What you will do: Provide the count of lines that hold "Altres" and no other output.

Entries provided:
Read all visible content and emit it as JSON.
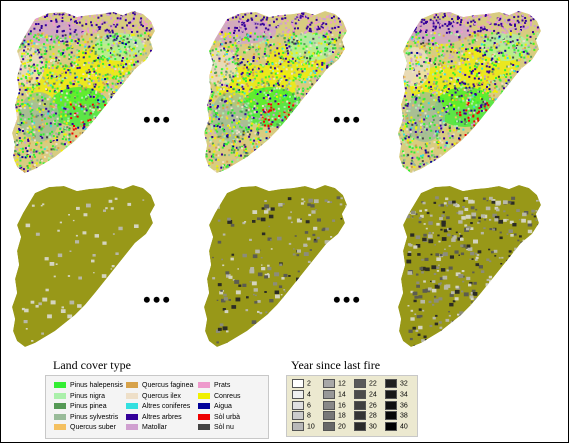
{
  "ellipsis": "•••",
  "legend_landcover": {
    "title": "Land cover type",
    "items": [
      {
        "label": "Pinus halepensis",
        "color": "#33ee33"
      },
      {
        "label": "Pinus nigra",
        "color": "#aaf0aa"
      },
      {
        "label": "Pinus pinea",
        "color": "#559955"
      },
      {
        "label": "Pinus sylvestris",
        "color": "#99bb99"
      },
      {
        "label": "Quercus suber",
        "color": "#f4c060"
      },
      {
        "label": "Quercus faginea",
        "color": "#d7a24a"
      },
      {
        "label": "Quercus ilex",
        "color": "#eedfc8"
      },
      {
        "label": "Altres coniferes",
        "color": "#33e0e0"
      },
      {
        "label": "Altres arbres",
        "color": "#330099"
      },
      {
        "label": "Matollar",
        "color": "#d0a0d0"
      },
      {
        "label": "Prats",
        "color": "#ee99cc"
      },
      {
        "label": "Conreus",
        "color": "#f0f000"
      },
      {
        "label": "Aigua",
        "color": "#000099"
      },
      {
        "label": "Sòl urbà",
        "color": "#ee0000"
      },
      {
        "label": "Sòl nu",
        "color": "#444444"
      }
    ]
  },
  "legend_fire": {
    "title": "Year since last fire",
    "items": [
      {
        "label": "2",
        "color": "#ffffff"
      },
      {
        "label": "4",
        "color": "#f0f0f0"
      },
      {
        "label": "6",
        "color": "#e0e0e0"
      },
      {
        "label": "8",
        "color": "#cccccc"
      },
      {
        "label": "10",
        "color": "#b8b8b8"
      },
      {
        "label": "12",
        "color": "#a8a8a8"
      },
      {
        "label": "14",
        "color": "#989898"
      },
      {
        "label": "16",
        "color": "#888888"
      },
      {
        "label": "18",
        "color": "#787878"
      },
      {
        "label": "20",
        "color": "#686868"
      },
      {
        "label": "22",
        "color": "#5a5a5a"
      },
      {
        "label": "24",
        "color": "#4c4c4c"
      },
      {
        "label": "26",
        "color": "#404040"
      },
      {
        "label": "28",
        "color": "#343434"
      },
      {
        "label": "30",
        "color": "#2a2a2a"
      },
      {
        "label": "32",
        "color": "#202020"
      },
      {
        "label": "34",
        "color": "#181818"
      },
      {
        "label": "36",
        "color": "#101010"
      },
      {
        "label": "38",
        "color": "#080808"
      },
      {
        "label": "40",
        "color": "#000000"
      }
    ]
  },
  "colors": {
    "region_fill": "#989818",
    "region_fill_dark": "#808010",
    "landcover_base": "#d8cc80",
    "fire_patch_light": "#d4d4c0",
    "fire_patch_mid": "#8c8c7c",
    "fire_patch_dark": "#2c2c24"
  }
}
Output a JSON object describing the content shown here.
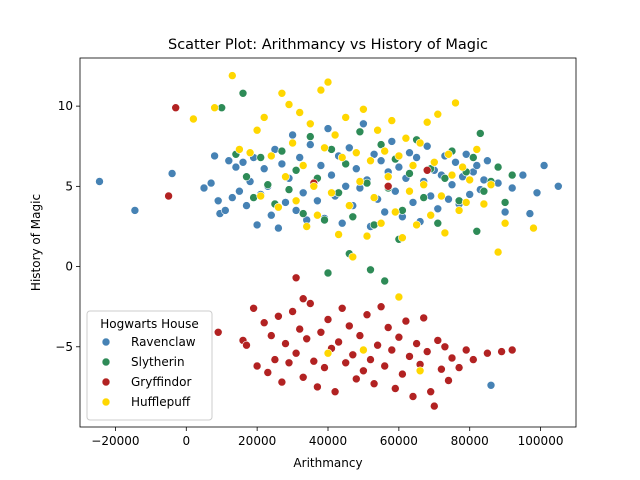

Written response: 2